INFORMATION SHOWN »
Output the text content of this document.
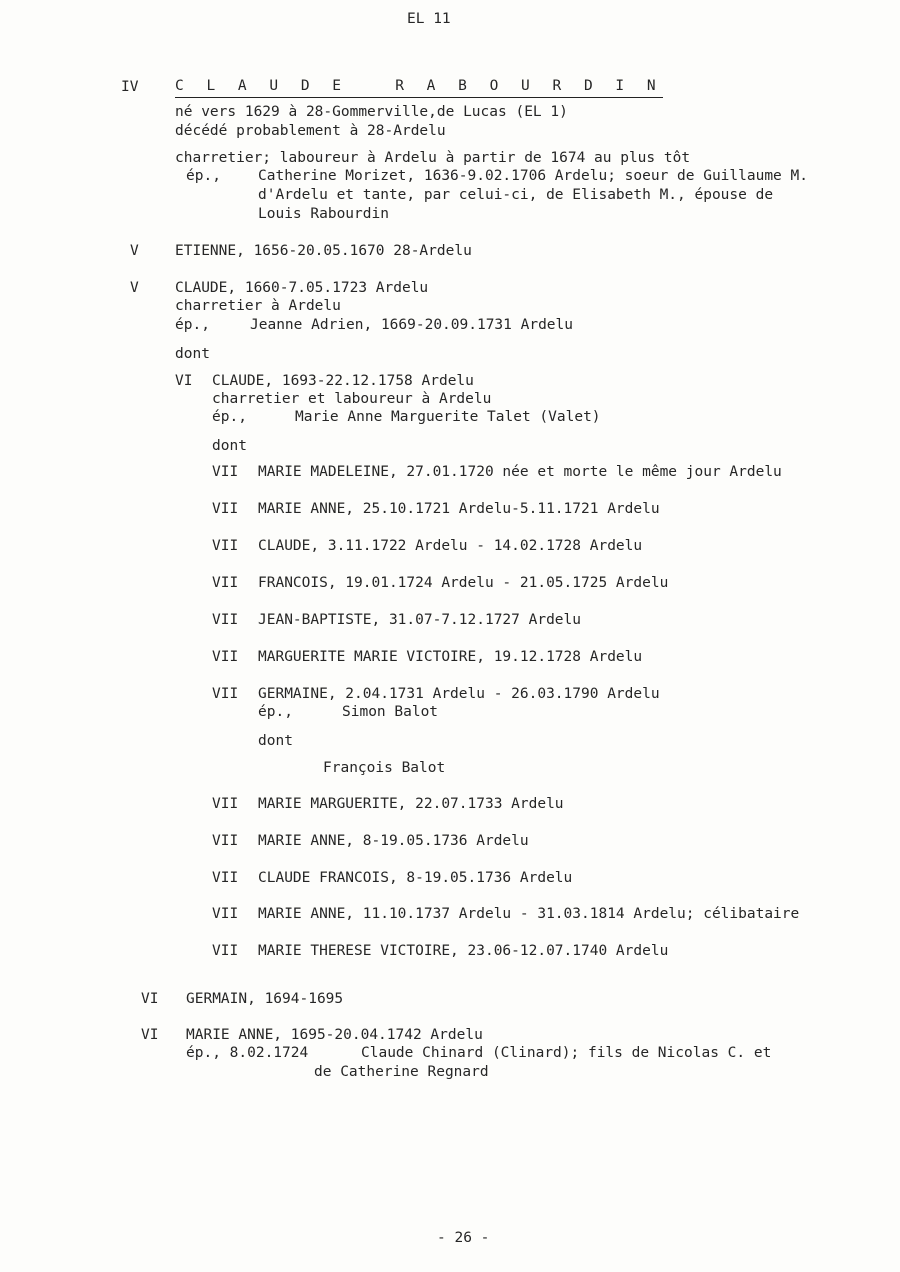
EL 11
IV	C L A U D E   R A B O U R D I N
né vers 1629 à 28-Gommerville,de Lucas (EL 1)
décédé probablement à 28-Ardelu
charretier; laboureur à Ardelu à partir de 1674 au plus tôt
ép.,	Catherine Morizet, 1636-9.02.1706 Ardelu; soeur de Guillaume M.
d'Ardelu et tante, par celui-ci, de Elisabeth M., épouse de
Louis Rabourdin
V	ETIENNE, 1656-20.05.1670 28-Ardelu
V	CLAUDE, 1660-7.05.1723 Ardelu
charretier à Ardelu
ép.,	Jeanne Adrien, 1669-20.09.1731 Ardelu
dont
VI CLAUDE, 1693-22.12.1758 Ardelu
charretier et laboureur à Ardelu
ép.,	Marie Anne Marguerite Talet (Valet)
dont
VII MARIE MADELEINE, 27.01.1720 née et morte le même jour Ardelu
VII MARIE ANNE, 25.10.1721 Ardelu-5.11.1721 Ardelu
VII CLAUDE, 3.11.1722 Ardelu - 14.02.1728 Ardelu
VII FRANCOIS, 19.01.1724 Ardelu - 21.05.1725 Ardelu
VII JEAN-BAPTISTE, 31.07-7.12.1727 Ardelu
VII MARGUERITE MARIE VICTOIRE, 19.12.1728 Ardelu
VII GERMAINE, 2.04.1731 Ardelu - 26.03.1790 Ardelu
ép.,	Simon Balot
dont
François Balot
VII MARIE MARGUERITE, 22.07.1733 Ardelu
VII MARIE ANNE, 8-19.05.1736 Ardelu
VII CLAUDE FRANCOIS, 8-19.05.1736 Ardelu
VII MARIE ANNE, 11.10.1737 Ardelu - 31.03.1814 Ardelu; célibataire
VII MARIE THERESE VICTOIRE, 23.06-12.07.1740 Ardelu
VI GERMAIN, 1694-1695
VI MARIE ANNE, 1695-20.04.1742 Ardelu
ép., 8.02.1724	Claude Chinard (Clinard); fils de Nicolas C. et
de Catherine Regnard
- 26 -
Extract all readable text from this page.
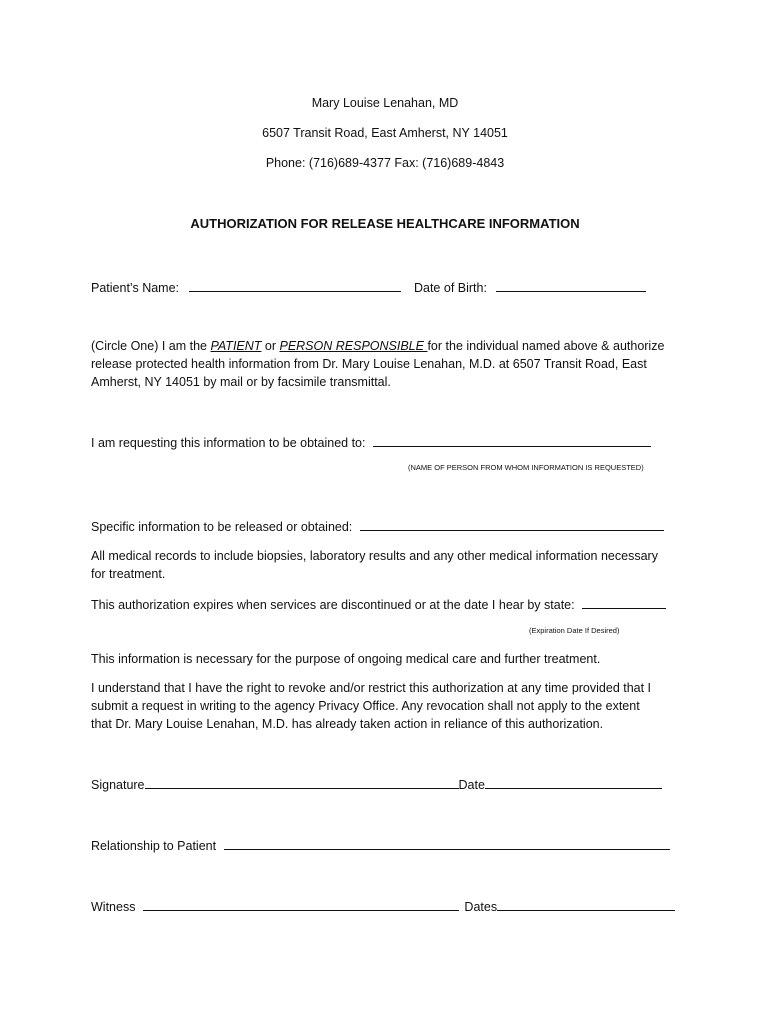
Mary Louise Lenahan, MD
6507 Transit Road, East Amherst, NY 14051
Phone: (716)689-4377 Fax: (716)689-4843
AUTHORIZATION FOR RELEASE HEALTHCARE INFORMATION
Patient’s Name:	Date of Birth:
(Circle One) I am the PATIENT or PERSON RESPONSIBLE for the individual named above & authorize
release protected health information from Dr. Mary Louise Lenahan, M.D. at 6507 Transit Road, East
Amherst, NY 14051 by mail or by facsimile transmittal.
I am requesting this information to be obtained to:
(NAME OF PERSON FROM WHOM INFORMATION IS REQUESTED)
Specific information to be released or obtained:
All medical records to include biopsies, laboratory results and any other medical information necessary
for treatment.
This authorization expires when services are discontinued or at the date I hear by state:
(Expiration Date If Desired)
This information is necessary for the purpose of ongoing medical care and further treatment.
I understand that I have the right to revoke and/or restrict this authorization at any time provided that I
submit a request in writing to the agency Privacy Office. Any revocation shall not apply to the extent
that Dr. Mary Louise Lenahan, M.D. has already taken action in reliance of this authorization.
Signature	Date
Relationship to Patient
Witness	Dates
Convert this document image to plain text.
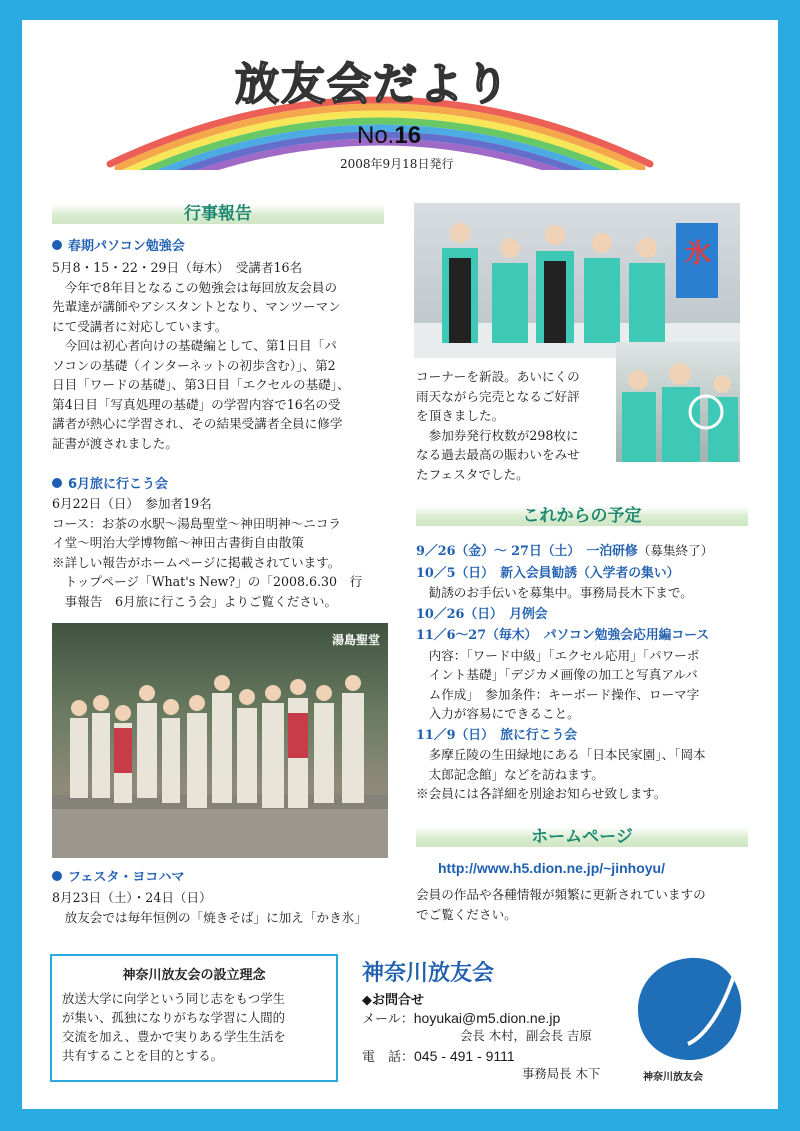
放友会だより
No.16
2008年9月18日発行
行事報告
春期パソコン勉強会

5月8・15・22・29日（毎木）　受講者16名

　今年で8年目となるこの勉強会は毎回放友会員の

先輩達が講師やアシスタントとなり、マンツーマン

にて受講者に対応しています。

　今回は初心者向けの基礎編として、第1日目「パ

ソコンの基礎（インターネットの初歩含む）」、第2

日目「ワードの基礎」、第3日目「エクセルの基礎」、

第4日目「写真処理の基礎」の学習内容で16名の受

講者が熱心に学習され、その結果受講者全員に修学

証書が渡されました。

6月旅に行こう会

6月22日（日）　参加者19名

コース：お茶の水駅〜湯島聖堂〜神田明神〜ニコラ

イ堂〜明治大学博物館〜神田古書街自由散策

※詳しい報告がホームページに掲載されています。

　トップページ「What's New?」の「2008.6.30　行

　事報告　6月旅に行こう会」よりご覧ください。

湯島聖堂
フェスタ・ヨコハマ

8月23日（土）・24日（日）

　放友会では毎年恒例の「焼きそば」に加え「かき氷」

氷

コーナーを新設。あいにくの

雨天ながら完売となるご好評

を頂きました。

　参加券発行枚数が298枚に

なる過去最高の賑わいをみせ

たフェスタでした。

これからの予定

9／26（金）〜 27日（土）　一泊研修（募集終了）

10／5（日）　新入会員勧誘（入学者の集い）

　勧誘のお手伝いを募集中。事務局長木下まで。

10／26（日）　月例会

11／6〜27（毎木）　パソコン勉強会応用編コース

　内容：「ワード中級」「エクセル応用」「パワーポ

　イント基礎」「デジカメ画像の加工と写真アルバ

　ム作成」　参加条件：キーボード操作、ローマ字

　入力が容易にできること。

11／9（日）　旅に行こう会

　多摩丘陵の生田緑地にある「日本民家園」、「岡本

　太郎記念館」などを訪ねます。

※会員には各詳細を別途お知らせ致します。

ホームページ
http://www.h5.dion.ne.jp/~jinhoyu/

会員の作品や各種情報が頻繁に更新されていますの

でご覧ください。

神奈川放友会の設立理念

放送大学に向学という同じ志をもつ学生

が集い、孤独になりがちな学習に人間的

交流を加え、豊かで実りある学生生活を

共有することを目的とする。

神奈川放友会
◆お問合せ
メール：hoyukai@m5.dion.ne.jp
会長 木村，副会長 吉原
電　話：045 - 491 - 9111
事務局長 木下	神奈川放友会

WHAT THIS TASK INVOLVES » Pictures stay out; repeat all the rest of the records exactly.

RESPONSE TO THE TASK »
Output the text content of this document.
EL 11
IV	C L A U D E   R A B O U R D I N
né vers 1629 à 28-Gommerville,de Lucas (EL 1)
décédé probablement à 28-Ardelu
charretier; laboureur à Ardelu à partir de 1674 au plus tôt
ép.,	Catherine Morizet, 1636-9.02.1706 Ardelu; soeur de Guillaume M.
d'Ardelu et tante, par celui-ci, de Elisabeth M., épouse de
Louis Rabourdin
V	ETIENNE, 1656-20.05.1670 28-Ardelu
V	CLAUDE, 1660-7.05.1723 Ardelu
charretier à Ardelu
ép.,	Jeanne Adrien, 1669-20.09.1731 Ardelu
dont
VI CLAUDE, 1693-22.12.1758 Ardelu
charretier et laboureur à Ardelu
ép.,	Marie Anne Marguerite Talet (Valet)
dont
VII MARIE MADELEINE, 27.01.1720 née et morte le même jour Ardelu
VII MARIE ANNE, 25.10.1721 Ardelu-5.11.1721 Ardelu
VII CLAUDE, 3.11.1722 Ardelu - 14.02.1728 Ardelu
VII FRANCOIS, 19.01.1724 Ardelu - 21.05.1725 Ardelu
VII JEAN-BAPTISTE, 31.07-7.12.1727 Ardelu
VII MARGUERITE MARIE VICTOIRE, 19.12.1728 Ardelu
VII GERMAINE, 2.04.1731 Ardelu - 26.03.1790 Ardelu
ép.,	Simon Balot
dont
François Balot
VII MARIE MARGUERITE, 22.07.1733 Ardelu
VII MARIE ANNE, 8-19.05.1736 Ardelu
VII CLAUDE FRANCOIS, 8-19.05.1736 Ardelu
VII MARIE ANNE, 11.10.1737 Ardelu - 31.03.1814 Ardelu; célibataire
VII MARIE THERESE VICTOIRE, 23.06-12.07.1740 Ardelu
VI GERMAIN, 1694-1695
VI MARIE ANNE, 1695-20.04.1742 Ardelu
ép., 8.02.1724	Claude Chinard (Clinard); fils de Nicolas C. et
de Catherine Regnard
- 26 -
Extract all readable text from this page.
Mary Louise Lenahan, MD
6507 Transit Road, East Amherst, NY 14051
Phone: (716)689-4377 Fax: (716)689-4843
AUTHORIZATION FOR RELEASE HEALTHCARE INFORMATION
Patient’s Name:	Date of Birth:
(Circle One) I am the PATIENT or PERSON RESPONSIBLE for the individual named above & authorize
release protected health information from Dr. Mary Louise Lenahan, M.D. at 6507 Transit Road, East
Amherst, NY 14051 by mail or by facsimile transmittal.
I am requesting this information to be obtained to:
(NAME OF PERSON FROM WHOM INFORMATION IS REQUESTED)
Specific information to be released or obtained:
All medical records to include biopsies, laboratory results and any other medical information necessary
for treatment.
This authorization expires when services are discontinued or at the date I hear by state:
(Expiration Date If Desired)
This information is necessary for the purpose of ongoing medical care and further treatment.
I understand that I have the right to revoke and/or restrict this authorization at any time provided that I
submit a request in writing to the agency Privacy Office. Any revocation shall not apply to the extent
that Dr. Mary Louise Lenahan, M.D. has already taken action in reliance of this authorization.
Signature	Date
Relationship to Patient
Witness	Dates
Convert this document image to plain text.
放友会だより
No.16
2008年9月18日発行
行事報告
春期パソコン勉強会

5月8・15・22・29日（毎木）　受講者16名

　今年で8年目となるこの勉強会は毎回放友会員の

先輩達が講師やアシスタントとなり、マンツーマン

にて受講者に対応しています。

　今回は初心者向けの基礎編として、第1日目「パ

ソコンの基礎（インターネットの初歩含む）」、第2

日目「ワードの基礎」、第3日目「エクセルの基礎」、

第4日目「写真処理の基礎」の学習内容で16名の受

講者が熱心に学習され、その結果受講者全員に修学

証書が渡されました。

6月旅に行こう会

6月22日（日）　参加者19名

コース：お茶の水駅〜湯島聖堂〜神田明神〜ニコラ

イ堂〜明治大学博物館〜神田古書街自由散策

※詳しい報告がホームページに掲載されています。

　トップページ「What's New?」の「2008.6.30　行

　事報告　6月旅に行こう会」よりご覧ください。

湯島聖堂
フェスタ・ヨコハマ

8月23日（土）・24日（日）

　放友会では毎年恒例の「焼きそば」に加え「かき氷」

氷

コーナーを新設。あいにくの

雨天ながら完売となるご好評

を頂きました。

　参加券発行枚数が298枚に

なる過去最高の賑わいをみせ

たフェスタでした。

これからの予定

9／26（金）〜 27日（土）　一泊研修（募集終了）

10／5（日）　新入会員勧誘（入学者の集い）

　勧誘のお手伝いを募集中。事務局長木下まで。

10／26（日）　月例会

11／6〜27（毎木）　パソコン勉強会応用編コース

　内容：「ワード中級」「エクセル応用」「パワーポ

　イント基礎」「デジカメ画像の加工と写真アルバ

　ム作成」　参加条件：キーボード操作、ローマ字

　入力が容易にできること。

11／9（日）　旅に行こう会

　多摩丘陵の生田緑地にある「日本民家園」、「岡本

　太郎記念館」などを訪ねます。

※会員には各詳細を別途お知らせ致します。

ホームページ
http://www.h5.dion.ne.jp/~jinhoyu/

会員の作品や各種情報が頻繁に更新されていますの

でご覧ください。

神奈川放友会の設立理念

放送大学に向学という同じ志をもつ学生

が集い、孤独になりがちな学習に人間的

交流を加え、豊かで実りある学生生活を

共有することを目的とする。

神奈川放友会
◆お問合せ
メール：hoyukai@m5.dion.ne.jp
会長 木村，副会長 吉原
電　話：045 - 491 - 9111
事務局長 木下	神奈川放友会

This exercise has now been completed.